- _Some records_:

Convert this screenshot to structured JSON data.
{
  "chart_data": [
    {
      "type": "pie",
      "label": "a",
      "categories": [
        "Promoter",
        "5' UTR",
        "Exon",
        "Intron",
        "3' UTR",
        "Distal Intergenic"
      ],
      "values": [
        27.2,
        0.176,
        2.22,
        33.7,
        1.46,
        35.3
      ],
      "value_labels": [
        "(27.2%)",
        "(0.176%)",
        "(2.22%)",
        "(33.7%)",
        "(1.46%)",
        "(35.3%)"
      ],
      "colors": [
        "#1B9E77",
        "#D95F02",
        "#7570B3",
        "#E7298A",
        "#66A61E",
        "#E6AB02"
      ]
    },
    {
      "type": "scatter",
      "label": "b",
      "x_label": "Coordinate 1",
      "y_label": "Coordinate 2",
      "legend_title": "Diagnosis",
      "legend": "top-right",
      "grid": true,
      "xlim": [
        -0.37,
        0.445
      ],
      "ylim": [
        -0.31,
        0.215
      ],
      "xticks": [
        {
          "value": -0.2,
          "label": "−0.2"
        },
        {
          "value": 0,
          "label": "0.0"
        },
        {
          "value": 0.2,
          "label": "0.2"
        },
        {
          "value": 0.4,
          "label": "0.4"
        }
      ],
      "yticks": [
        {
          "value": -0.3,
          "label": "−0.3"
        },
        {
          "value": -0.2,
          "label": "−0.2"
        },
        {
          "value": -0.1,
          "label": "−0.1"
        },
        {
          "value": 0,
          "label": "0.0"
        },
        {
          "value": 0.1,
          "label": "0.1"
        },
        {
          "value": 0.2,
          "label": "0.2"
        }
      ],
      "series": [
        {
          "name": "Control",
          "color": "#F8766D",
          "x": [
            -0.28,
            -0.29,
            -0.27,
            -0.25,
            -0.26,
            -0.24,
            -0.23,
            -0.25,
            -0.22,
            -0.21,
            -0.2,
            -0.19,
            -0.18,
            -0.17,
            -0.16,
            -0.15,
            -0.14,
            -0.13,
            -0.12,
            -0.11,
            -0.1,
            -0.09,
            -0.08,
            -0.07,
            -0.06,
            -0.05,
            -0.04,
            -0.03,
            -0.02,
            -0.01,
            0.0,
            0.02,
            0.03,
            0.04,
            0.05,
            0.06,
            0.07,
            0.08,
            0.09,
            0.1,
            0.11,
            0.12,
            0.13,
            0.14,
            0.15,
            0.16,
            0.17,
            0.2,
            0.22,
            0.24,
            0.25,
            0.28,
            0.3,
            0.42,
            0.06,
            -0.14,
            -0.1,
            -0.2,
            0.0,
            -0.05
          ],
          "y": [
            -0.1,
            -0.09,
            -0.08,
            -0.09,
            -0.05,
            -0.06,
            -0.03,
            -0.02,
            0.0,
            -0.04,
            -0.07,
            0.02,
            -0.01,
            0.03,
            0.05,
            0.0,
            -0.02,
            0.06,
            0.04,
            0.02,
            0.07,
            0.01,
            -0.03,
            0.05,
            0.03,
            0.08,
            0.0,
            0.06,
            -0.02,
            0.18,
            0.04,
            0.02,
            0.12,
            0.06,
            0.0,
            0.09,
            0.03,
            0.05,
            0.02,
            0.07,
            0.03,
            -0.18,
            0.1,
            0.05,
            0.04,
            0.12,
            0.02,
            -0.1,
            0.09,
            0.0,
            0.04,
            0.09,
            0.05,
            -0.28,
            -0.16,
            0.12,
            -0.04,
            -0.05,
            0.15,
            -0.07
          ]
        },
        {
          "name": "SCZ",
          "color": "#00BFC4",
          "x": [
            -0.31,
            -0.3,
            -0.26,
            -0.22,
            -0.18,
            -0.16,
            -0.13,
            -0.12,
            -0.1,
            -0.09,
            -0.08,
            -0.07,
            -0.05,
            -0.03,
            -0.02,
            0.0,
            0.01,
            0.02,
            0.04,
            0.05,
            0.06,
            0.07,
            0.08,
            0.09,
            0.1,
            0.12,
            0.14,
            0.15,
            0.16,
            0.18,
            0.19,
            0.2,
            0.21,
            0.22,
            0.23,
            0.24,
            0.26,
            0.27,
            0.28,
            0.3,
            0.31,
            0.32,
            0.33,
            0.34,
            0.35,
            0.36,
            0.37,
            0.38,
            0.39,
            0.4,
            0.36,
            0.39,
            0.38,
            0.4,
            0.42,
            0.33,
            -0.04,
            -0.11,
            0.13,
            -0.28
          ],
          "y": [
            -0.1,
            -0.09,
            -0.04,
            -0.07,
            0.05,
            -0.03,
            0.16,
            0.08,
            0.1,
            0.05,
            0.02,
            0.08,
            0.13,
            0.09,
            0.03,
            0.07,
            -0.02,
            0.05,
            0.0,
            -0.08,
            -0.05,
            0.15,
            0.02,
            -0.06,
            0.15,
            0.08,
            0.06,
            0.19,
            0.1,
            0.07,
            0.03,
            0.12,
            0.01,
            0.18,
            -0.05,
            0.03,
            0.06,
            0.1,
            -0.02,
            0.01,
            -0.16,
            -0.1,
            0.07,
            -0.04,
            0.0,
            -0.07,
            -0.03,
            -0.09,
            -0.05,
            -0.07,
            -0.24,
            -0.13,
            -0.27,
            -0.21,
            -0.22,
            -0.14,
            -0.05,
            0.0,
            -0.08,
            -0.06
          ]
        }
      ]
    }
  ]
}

- _Problem description_: Write the data out again in full and exactly.

- _Result_:
Convert this screenshot to structured JSON data.
{
  "chart_data": [
    {
      "type": "pie",
      "label": "a",
      "categories": [
        "Promoter",
        "5' UTR",
        "Exon",
        "Intron",
        "3' UTR",
        "Distal Intergenic"
      ],
      "values": [
        27.2,
        0.176,
        2.22,
        33.7,
        1.46,
        35.3
      ],
      "value_labels": [
        "(27.2%)",
        "(0.176%)",
        "(2.22%)",
        "(33.7%)",
        "(1.46%)",
        "(35.3%)"
      ],
      "colors": [
        "#1B9E77",
        "#D95F02",
        "#7570B3",
        "#E7298A",
        "#66A61E",
        "#E6AB02"
      ]
    },
    {
      "type": "scatter",
      "label": "b",
      "x_label": "Coordinate 1",
      "y_label": "Coordinate 2",
      "legend_title": "Diagnosis",
      "legend": "top-right",
      "grid": true,
      "xlim": [
        -0.37,
        0.445
      ],
      "ylim": [
        -0.31,
        0.215
      ],
      "xticks": [
        {
          "value": -0.2,
          "label": "−0.2"
        },
        {
          "value": 0,
          "label": "0.0"
        },
        {
          "value": 0.2,
          "label": "0.2"
        },
        {
          "value": 0.4,
          "label": "0.4"
        }
      ],
      "yticks": [
        {
          "value": -0.3,
          "label": "−0.3"
        },
        {
          "value": -0.2,
          "label": "−0.2"
        },
        {
          "value": -0.1,
          "label": "−0.1"
        },
        {
          "value": 0,
          "label": "0.0"
        },
        {
          "value": 0.1,
          "label": "0.1"
        },
        {
          "value": 0.2,
          "label": "0.2"
        }
      ],
      "series": [
        {
          "name": "Control",
          "color": "#F8766D",
          "x": [
            -0.28,
            -0.29,
            -0.27,
            -0.25,
            -0.26,
            -0.24,
            -0.23,
            -0.25,
            -0.22,
            -0.21,
            -0.2,
            -0.19,
            -0.18,
            -0.17,
            -0.16,
            -0.15,
            -0.14,
            -0.13,
            -0.12,
            -0.11,
            -0.1,
            -0.09,
            -0.08,
            -0.07,
            -0.06,
            -0.05,
            -0.04,
            -0.03,
            -0.02,
            -0.01,
            0.0,
            0.02,
            0.03,
            0.04,
            0.05,
            0.06,
            0.07,
            0.08,
            0.09,
            0.1,
            0.11,
            0.12,
            0.13,
            0.14,
            0.15,
            0.16,
            0.17,
            0.2,
            0.22,
            0.24,
            0.25,
            0.28,
            0.3,
            0.42,
            0.06,
            -0.14,
            -0.1,
            -0.2,
            0.0,
            -0.05
          ],
          "y": [
            -0.1,
            -0.09,
            -0.08,
            -0.09,
            -0.05,
            -0.06,
            -0.03,
            -0.02,
            0.0,
            -0.04,
            -0.07,
            0.02,
            -0.01,
            0.03,
            0.05,
            0.0,
            -0.02,
            0.06,
            0.04,
            0.02,
            0.07,
            0.01,
            -0.03,
            0.05,
            0.03,
            0.08,
            0.0,
            0.06,
            -0.02,
            0.18,
            0.04,
            0.02,
            0.12,
            0.06,
            0.0,
            0.09,
            0.03,
            0.05,
            0.02,
            0.07,
            0.03,
            -0.18,
            0.1,
            0.05,
            0.04,
            0.12,
            0.02,
            -0.1,
            0.09,
            0.0,
            0.04,
            0.09,
            0.05,
            -0.28,
            -0.16,
            0.12,
            -0.04,
            -0.05,
            0.15,
            -0.07
          ]
        },
        {
          "name": "SCZ",
          "color": "#00BFC4",
          "x": [
            -0.31,
            -0.3,
            -0.26,
            -0.22,
            -0.18,
            -0.16,
            -0.13,
            -0.12,
            -0.1,
            -0.09,
            -0.08,
            -0.07,
            -0.05,
            -0.03,
            -0.02,
            0.0,
            0.01,
            0.02,
            0.04,
            0.05,
            0.06,
            0.07,
            0.08,
            0.09,
            0.1,
            0.12,
            0.14,
            0.15,
            0.16,
            0.18,
            0.19,
            0.2,
            0.21,
            0.22,
            0.23,
            0.24,
            0.26,
            0.27,
            0.28,
            0.3,
            0.31,
            0.32,
            0.33,
            0.34,
            0.35,
            0.36,
            0.37,
            0.38,
            0.39,
            0.4,
            0.36,
            0.39,
            0.38,
            0.4,
            0.42,
            0.33,
            -0.04,
            -0.11,
            0.13,
            -0.28
          ],
          "y": [
            -0.1,
            -0.09,
            -0.04,
            -0.07,
            0.05,
            -0.03,
            0.16,
            0.08,
            0.1,
            0.05,
            0.02,
            0.08,
            0.13,
            0.09,
            0.03,
            0.07,
            -0.02,
            0.05,
            0.0,
            -0.08,
            -0.05,
            0.15,
            0.02,
            -0.06,
            0.15,
            0.08,
            0.06,
            0.19,
            0.1,
            0.07,
            0.03,
            0.12,
            0.01,
            0.18,
            -0.05,
            0.03,
            0.06,
            0.1,
            -0.02,
            0.01,
            -0.16,
            -0.1,
            0.07,
            -0.04,
            0.0,
            -0.07,
            -0.03,
            -0.09,
            -0.05,
            -0.07,
            -0.24,
            -0.13,
            -0.27,
            -0.21,
            -0.22,
            -0.14,
            -0.05,
            0.0,
            -0.08,
            -0.06
          ]
        }
      ]
    }
  ]
}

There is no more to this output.